# What the task requires
Here are some entries; quote each one exactly.

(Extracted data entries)
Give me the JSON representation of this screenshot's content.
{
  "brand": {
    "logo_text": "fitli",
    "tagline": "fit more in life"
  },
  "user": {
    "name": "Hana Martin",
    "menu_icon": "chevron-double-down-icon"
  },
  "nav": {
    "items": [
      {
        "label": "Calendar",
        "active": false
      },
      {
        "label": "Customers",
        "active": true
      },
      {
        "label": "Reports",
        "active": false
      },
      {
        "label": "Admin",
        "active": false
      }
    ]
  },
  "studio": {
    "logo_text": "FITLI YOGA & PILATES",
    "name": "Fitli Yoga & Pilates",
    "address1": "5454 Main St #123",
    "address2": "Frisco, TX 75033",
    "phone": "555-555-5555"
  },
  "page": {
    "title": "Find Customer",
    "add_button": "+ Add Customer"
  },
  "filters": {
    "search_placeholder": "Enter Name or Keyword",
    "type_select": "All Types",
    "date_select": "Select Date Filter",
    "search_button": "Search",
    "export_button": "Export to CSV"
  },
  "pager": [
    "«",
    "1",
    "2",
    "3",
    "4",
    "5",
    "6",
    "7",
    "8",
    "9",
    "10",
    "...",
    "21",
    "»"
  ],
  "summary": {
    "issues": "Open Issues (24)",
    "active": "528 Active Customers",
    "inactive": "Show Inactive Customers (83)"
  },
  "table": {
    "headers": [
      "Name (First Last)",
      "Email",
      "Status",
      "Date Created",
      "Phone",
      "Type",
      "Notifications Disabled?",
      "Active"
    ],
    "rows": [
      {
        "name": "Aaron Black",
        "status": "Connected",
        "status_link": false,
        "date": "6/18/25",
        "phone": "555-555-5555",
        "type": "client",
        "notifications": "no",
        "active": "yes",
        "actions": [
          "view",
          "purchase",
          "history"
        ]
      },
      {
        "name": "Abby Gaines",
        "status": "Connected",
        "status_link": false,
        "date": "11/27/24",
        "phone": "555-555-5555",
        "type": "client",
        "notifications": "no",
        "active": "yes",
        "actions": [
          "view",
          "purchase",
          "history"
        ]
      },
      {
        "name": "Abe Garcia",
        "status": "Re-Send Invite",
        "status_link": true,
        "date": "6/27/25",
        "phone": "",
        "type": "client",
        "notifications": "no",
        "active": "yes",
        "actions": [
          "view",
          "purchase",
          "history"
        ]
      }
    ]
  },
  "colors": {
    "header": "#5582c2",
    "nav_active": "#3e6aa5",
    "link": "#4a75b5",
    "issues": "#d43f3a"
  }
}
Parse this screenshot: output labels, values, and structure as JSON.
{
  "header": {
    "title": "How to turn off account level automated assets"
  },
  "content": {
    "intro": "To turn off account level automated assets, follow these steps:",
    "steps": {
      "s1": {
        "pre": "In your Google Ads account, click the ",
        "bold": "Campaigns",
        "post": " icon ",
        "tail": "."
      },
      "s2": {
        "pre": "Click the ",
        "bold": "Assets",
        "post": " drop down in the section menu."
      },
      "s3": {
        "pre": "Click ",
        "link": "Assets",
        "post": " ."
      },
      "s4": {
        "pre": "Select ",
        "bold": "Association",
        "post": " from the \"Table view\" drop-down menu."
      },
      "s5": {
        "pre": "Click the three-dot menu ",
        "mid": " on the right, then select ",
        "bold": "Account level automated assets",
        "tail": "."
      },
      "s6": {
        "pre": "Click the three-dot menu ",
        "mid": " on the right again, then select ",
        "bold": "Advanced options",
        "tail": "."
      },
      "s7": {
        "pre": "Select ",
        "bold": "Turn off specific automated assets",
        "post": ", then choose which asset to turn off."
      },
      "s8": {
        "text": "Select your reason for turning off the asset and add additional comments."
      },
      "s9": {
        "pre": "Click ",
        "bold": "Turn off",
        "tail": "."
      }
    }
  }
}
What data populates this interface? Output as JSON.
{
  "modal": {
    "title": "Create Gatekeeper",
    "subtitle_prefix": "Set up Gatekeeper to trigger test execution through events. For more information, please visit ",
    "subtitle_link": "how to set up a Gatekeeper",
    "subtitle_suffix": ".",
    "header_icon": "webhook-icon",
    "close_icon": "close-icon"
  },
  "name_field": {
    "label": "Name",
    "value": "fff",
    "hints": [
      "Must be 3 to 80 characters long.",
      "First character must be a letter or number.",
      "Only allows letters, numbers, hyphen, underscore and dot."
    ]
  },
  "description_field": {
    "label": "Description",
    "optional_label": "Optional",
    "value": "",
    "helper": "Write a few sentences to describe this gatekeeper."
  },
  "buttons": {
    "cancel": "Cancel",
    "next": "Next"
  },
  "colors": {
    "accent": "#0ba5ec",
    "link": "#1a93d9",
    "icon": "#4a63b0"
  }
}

# Solution for this task
Give me the JSON representation of this screenshot's content.
{
  "brand": {
    "logo_text": "fitli",
    "tagline": "fit more in life"
  },
  "user": {
    "name": "Hana Martin",
    "menu_icon": "chevron-double-down-icon"
  },
  "nav": {
    "items": [
      {
        "label": "Calendar",
        "active": false
      },
      {
        "label": "Customers",
        "active": true
      },
      {
        "label": "Reports",
        "active": false
      },
      {
        "label": "Admin",
        "active": false
      }
    ]
  },
  "studio": {
    "logo_text": "FITLI YOGA & PILATES",
    "name": "Fitli Yoga & Pilates",
    "address1": "5454 Main St #123",
    "address2": "Frisco, TX 75033",
    "phone": "555-555-5555"
  },
  "page": {
    "title": "Find Customer",
    "add_button": "+ Add Customer"
  },
  "filters": {
    "search_placeholder": "Enter Name or Keyword",
    "type_select": "All Types",
    "date_select": "Select Date Filter",
    "search_button": "Search",
    "export_button": "Export to CSV"
  },
  "pager": [
    "«",
    "1",
    "2",
    "3",
    "4",
    "5",
    "6",
    "7",
    "8",
    "9",
    "10",
    "...",
    "21",
    "»"
  ],
  "summary": {
    "issues": "Open Issues (24)",
    "active": "528 Active Customers",
    "inactive": "Show Inactive Customers (83)"
  },
  "table": {
    "headers": [
      "Name (First Last)",
      "Email",
      "Status",
      "Date Created",
      "Phone",
      "Type",
      "Notifications Disabled?",
      "Active"
    ],
    "rows": [
      {
        "name": "Aaron Black",
        "status": "Connected",
        "status_link": false,
        "date": "6/18/25",
        "phone": "555-555-5555",
        "type": "client",
        "notifications": "no",
        "active": "yes",
        "actions": [
          "view",
          "purchase",
          "history"
        ]
      },
      {
        "name": "Abby Gaines",
        "status": "Connected",
        "status_link": false,
        "date": "11/27/24",
        "phone": "555-555-5555",
        "type": "client",
        "notifications": "no",
        "active": "yes",
        "actions": [
          "view",
          "purchase",
          "history"
        ]
      },
      {
        "name": "Abe Garcia",
        "status": "Re-Send Invite",
        "status_link": true,
        "date": "6/27/25",
        "phone": "",
        "type": "client",
        "notifications": "no",
        "active": "yes",
        "actions": [
          "view",
          "purchase",
          "history"
        ]
      }
    ]
  },
  "colors": {
    "header": "#5582c2",
    "nav_active": "#3e6aa5",
    "link": "#4a75b5",
    "issues": "#d43f3a"
  }
}
Parse this screenshot: output labels, values, and structure as JSON.
{
  "header": {
    "title": "How to turn off account level automated assets"
  },
  "content": {
    "intro": "To turn off account level automated assets, follow these steps:",
    "steps": {
      "s1": {
        "pre": "In your Google Ads account, click the ",
        "bold": "Campaigns",
        "post": " icon ",
        "tail": "."
      },
      "s2": {
        "pre": "Click the ",
        "bold": "Assets",
        "post": " drop down in the section menu."
      },
      "s3": {
        "pre": "Click ",
        "link": "Assets",
        "post": " ."
      },
      "s4": {
        "pre": "Select ",
        "bold": "Association",
        "post": " from the \"Table view\" drop-down menu."
      },
      "s5": {
        "pre": "Click the three-dot menu ",
        "mid": " on the right, then select ",
        "bold": "Account level automated assets",
        "tail": "."
      },
      "s6": {
        "pre": "Click the three-dot menu ",
        "mid": " on the right again, then select ",
        "bold": "Advanced options",
        "tail": "."
      },
      "s7": {
        "pre": "Select ",
        "bold": "Turn off specific automated assets",
        "post": ", then choose which asset to turn off."
      },
      "s8": {
        "text": "Select your reason for turning off the asset and add additional comments."
      },
      "s9": {
        "pre": "Click ",
        "bold": "Turn off",
        "tail": "."
      }
    }
  }
}
What data populates this interface? Output as JSON.
{
  "modal": {
    "title": "Create Gatekeeper",
    "subtitle_prefix": "Set up Gatekeeper to trigger test execution through events. For more information, please visit ",
    "subtitle_link": "how to set up a Gatekeeper",
    "subtitle_suffix": ".",
    "header_icon": "webhook-icon",
    "close_icon": "close-icon"
  },
  "name_field": {
    "label": "Name",
    "value": "fff",
    "hints": [
      "Must be 3 to 80 characters long.",
      "First character must be a letter or number.",
      "Only allows letters, numbers, hyphen, underscore and dot."
    ]
  },
  "description_field": {
    "label": "Description",
    "optional_label": "Optional",
    "value": "",
    "helper": "Write a few sentences to describe this gatekeeper."
  },
  "buttons": {
    "cancel": "Cancel",
    "next": "Next"
  },
  "colors": {
    "accent": "#0ba5ec",
    "link": "#1a93d9",
    "icon": "#4a63b0"
  }
}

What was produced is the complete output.